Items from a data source
== == ==
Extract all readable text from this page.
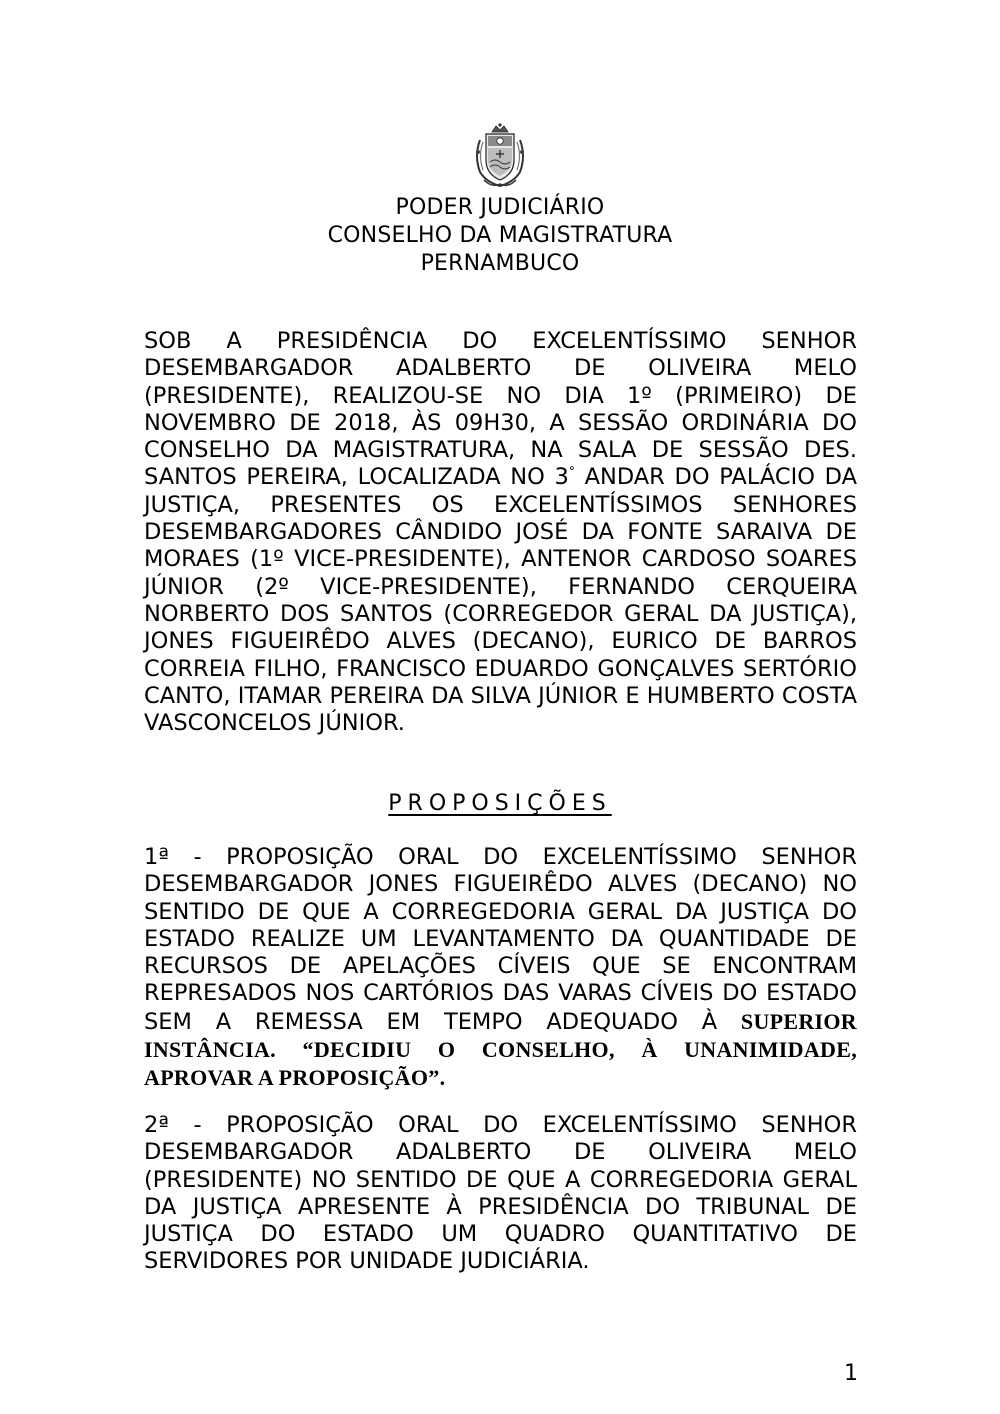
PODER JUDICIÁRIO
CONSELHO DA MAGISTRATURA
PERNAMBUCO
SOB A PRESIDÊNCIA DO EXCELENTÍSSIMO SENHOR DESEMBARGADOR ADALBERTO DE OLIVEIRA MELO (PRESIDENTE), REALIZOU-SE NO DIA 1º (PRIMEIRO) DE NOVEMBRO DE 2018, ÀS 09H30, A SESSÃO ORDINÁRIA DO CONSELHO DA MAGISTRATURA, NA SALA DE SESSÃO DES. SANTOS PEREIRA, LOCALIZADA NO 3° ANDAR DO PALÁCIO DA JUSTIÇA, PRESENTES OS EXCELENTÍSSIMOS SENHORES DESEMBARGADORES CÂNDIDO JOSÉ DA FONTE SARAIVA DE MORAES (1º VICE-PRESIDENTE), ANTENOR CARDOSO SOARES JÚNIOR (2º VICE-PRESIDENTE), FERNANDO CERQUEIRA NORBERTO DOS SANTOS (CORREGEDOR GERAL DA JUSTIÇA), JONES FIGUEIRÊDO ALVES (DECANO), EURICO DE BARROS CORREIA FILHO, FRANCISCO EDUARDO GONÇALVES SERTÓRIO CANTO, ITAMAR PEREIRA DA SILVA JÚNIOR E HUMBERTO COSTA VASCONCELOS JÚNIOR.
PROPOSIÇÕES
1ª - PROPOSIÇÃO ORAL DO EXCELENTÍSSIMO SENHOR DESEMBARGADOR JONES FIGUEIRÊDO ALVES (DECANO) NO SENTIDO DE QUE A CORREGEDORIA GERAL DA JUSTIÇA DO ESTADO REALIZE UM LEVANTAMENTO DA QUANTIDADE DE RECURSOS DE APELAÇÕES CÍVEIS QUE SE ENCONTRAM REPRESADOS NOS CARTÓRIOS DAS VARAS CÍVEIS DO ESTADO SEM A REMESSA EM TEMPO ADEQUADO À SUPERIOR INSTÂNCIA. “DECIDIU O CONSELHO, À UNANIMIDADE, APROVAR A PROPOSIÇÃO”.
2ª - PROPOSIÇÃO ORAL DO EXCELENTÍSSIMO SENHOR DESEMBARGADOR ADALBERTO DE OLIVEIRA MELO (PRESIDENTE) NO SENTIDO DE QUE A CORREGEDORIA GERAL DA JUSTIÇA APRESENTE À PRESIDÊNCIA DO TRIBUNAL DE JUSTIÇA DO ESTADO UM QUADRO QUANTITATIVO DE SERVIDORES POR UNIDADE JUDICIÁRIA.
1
== == ==
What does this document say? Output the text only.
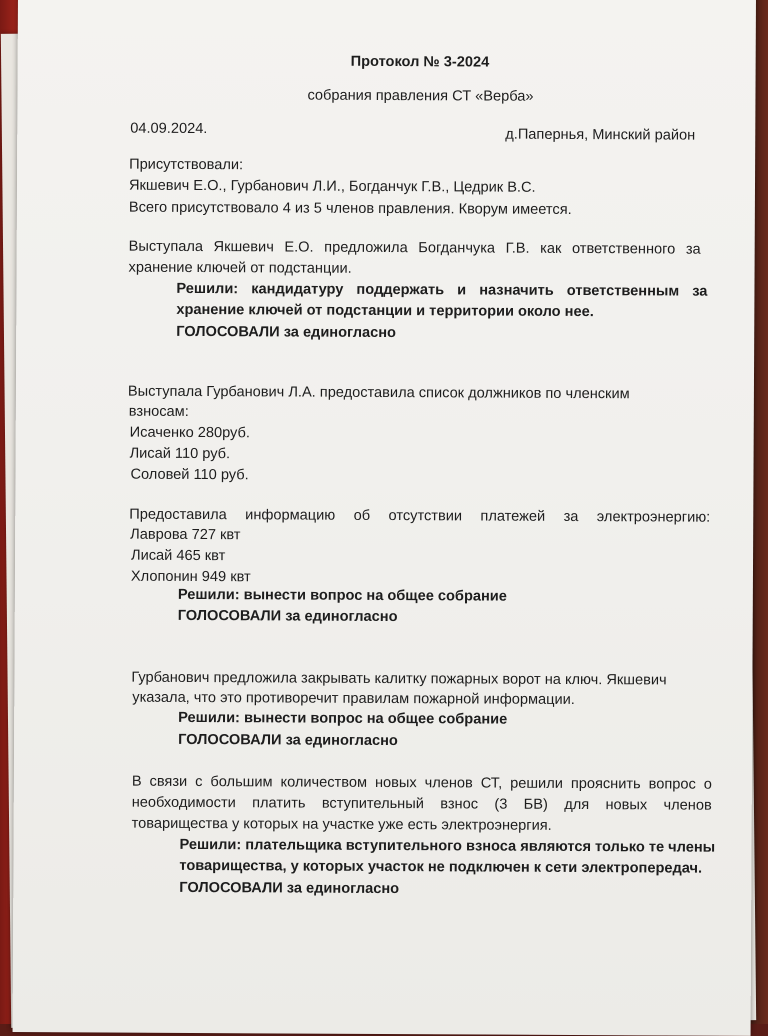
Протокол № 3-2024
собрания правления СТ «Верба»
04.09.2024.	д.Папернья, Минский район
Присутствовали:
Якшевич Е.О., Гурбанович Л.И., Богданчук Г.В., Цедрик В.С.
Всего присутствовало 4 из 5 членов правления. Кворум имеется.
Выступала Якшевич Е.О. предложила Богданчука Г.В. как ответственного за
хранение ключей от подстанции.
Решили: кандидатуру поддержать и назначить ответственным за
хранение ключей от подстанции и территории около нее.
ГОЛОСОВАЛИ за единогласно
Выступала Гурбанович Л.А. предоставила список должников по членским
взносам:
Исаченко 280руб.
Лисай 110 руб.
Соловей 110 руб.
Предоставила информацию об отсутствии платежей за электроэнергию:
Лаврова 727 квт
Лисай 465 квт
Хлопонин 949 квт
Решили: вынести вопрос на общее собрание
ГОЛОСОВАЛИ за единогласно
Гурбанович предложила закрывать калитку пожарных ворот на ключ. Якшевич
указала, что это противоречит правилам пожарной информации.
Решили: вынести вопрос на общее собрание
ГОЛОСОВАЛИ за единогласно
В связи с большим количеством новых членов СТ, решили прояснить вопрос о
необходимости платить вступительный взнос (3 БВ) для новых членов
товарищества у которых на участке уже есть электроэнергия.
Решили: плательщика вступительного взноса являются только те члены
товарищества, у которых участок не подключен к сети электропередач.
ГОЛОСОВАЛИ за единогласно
== == ==
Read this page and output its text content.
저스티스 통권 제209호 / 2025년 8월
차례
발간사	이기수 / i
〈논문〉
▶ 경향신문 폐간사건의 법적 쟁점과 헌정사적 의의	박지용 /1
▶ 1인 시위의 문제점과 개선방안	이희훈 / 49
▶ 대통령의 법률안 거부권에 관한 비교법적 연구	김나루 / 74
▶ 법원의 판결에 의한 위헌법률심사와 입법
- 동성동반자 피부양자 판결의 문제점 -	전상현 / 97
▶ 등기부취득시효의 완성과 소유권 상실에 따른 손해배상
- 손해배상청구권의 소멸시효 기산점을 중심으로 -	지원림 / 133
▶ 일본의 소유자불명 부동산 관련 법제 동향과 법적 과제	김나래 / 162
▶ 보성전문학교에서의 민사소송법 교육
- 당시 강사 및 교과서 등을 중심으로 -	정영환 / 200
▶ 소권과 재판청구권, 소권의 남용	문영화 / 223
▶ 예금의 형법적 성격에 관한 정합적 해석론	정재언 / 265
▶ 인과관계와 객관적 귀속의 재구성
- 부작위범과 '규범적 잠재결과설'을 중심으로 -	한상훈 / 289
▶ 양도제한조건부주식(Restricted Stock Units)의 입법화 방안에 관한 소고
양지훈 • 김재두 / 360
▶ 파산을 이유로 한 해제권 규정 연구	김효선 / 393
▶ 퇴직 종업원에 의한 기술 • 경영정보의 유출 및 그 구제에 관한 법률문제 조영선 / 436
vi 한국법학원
== == ==
OBJECTIVE | From the listing above, copy all lines holding the word "хранение".

OUTPUT OF THE TASK |
хранение ключей от подстанции.
хранение ключей от подстанции и территории около нее.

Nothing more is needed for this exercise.